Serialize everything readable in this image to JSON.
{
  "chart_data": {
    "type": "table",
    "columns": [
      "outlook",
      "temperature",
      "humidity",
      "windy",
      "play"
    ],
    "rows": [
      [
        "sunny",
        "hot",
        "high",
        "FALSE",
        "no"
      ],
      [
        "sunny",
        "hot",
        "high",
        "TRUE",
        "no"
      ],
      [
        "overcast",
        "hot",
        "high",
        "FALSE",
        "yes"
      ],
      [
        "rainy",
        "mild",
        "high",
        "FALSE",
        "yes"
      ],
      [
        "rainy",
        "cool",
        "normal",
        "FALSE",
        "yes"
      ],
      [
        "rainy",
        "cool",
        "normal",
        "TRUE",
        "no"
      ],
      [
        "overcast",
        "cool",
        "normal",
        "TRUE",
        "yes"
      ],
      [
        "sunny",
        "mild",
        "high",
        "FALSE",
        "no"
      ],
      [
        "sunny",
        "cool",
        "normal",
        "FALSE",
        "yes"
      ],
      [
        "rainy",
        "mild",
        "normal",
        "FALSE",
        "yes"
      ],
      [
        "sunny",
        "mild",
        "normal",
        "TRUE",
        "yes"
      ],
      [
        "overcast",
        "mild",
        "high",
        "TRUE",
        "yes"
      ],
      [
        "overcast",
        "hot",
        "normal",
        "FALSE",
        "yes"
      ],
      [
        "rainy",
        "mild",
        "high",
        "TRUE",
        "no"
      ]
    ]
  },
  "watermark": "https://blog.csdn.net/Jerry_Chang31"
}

--------------------

What is needed here is an exact reproduction of all the entries.

■ **WRITTEN SOLUTION**:
Serialize everything readable in this image to JSON.
{
  "chart_data": {
    "type": "table",
    "columns": [
      "outlook",
      "temperature",
      "humidity",
      "windy",
      "play"
    ],
    "rows": [
      [
        "sunny",
        "hot",
        "high",
        "FALSE",
        "no"
      ],
      [
        "sunny",
        "hot",
        "high",
        "TRUE",
        "no"
      ],
      [
        "overcast",
        "hot",
        "high",
        "FALSE",
        "yes"
      ],
      [
        "rainy",
        "mild",
        "high",
        "FALSE",
        "yes"
      ],
      [
        "rainy",
        "cool",
        "normal",
        "FALSE",
        "yes"
      ],
      [
        "rainy",
        "cool",
        "normal",
        "TRUE",
        "no"
      ],
      [
        "overcast",
        "cool",
        "normal",
        "TRUE",
        "yes"
      ],
      [
        "sunny",
        "mild",
        "high",
        "FALSE",
        "no"
      ],
      [
        "sunny",
        "cool",
        "normal",
        "FALSE",
        "yes"
      ],
      [
        "rainy",
        "mild",
        "normal",
        "FALSE",
        "yes"
      ],
      [
        "sunny",
        "mild",
        "normal",
        "TRUE",
        "yes"
      ],
      [
        "overcast",
        "mild",
        "high",
        "TRUE",
        "yes"
      ],
      [
        "overcast",
        "hot",
        "normal",
        "FALSE",
        "yes"
      ],
      [
        "rainy",
        "mild",
        "high",
        "TRUE",
        "no"
      ]
    ]
  },
  "watermark": "https://blog.csdn.net/Jerry_Chang31"
}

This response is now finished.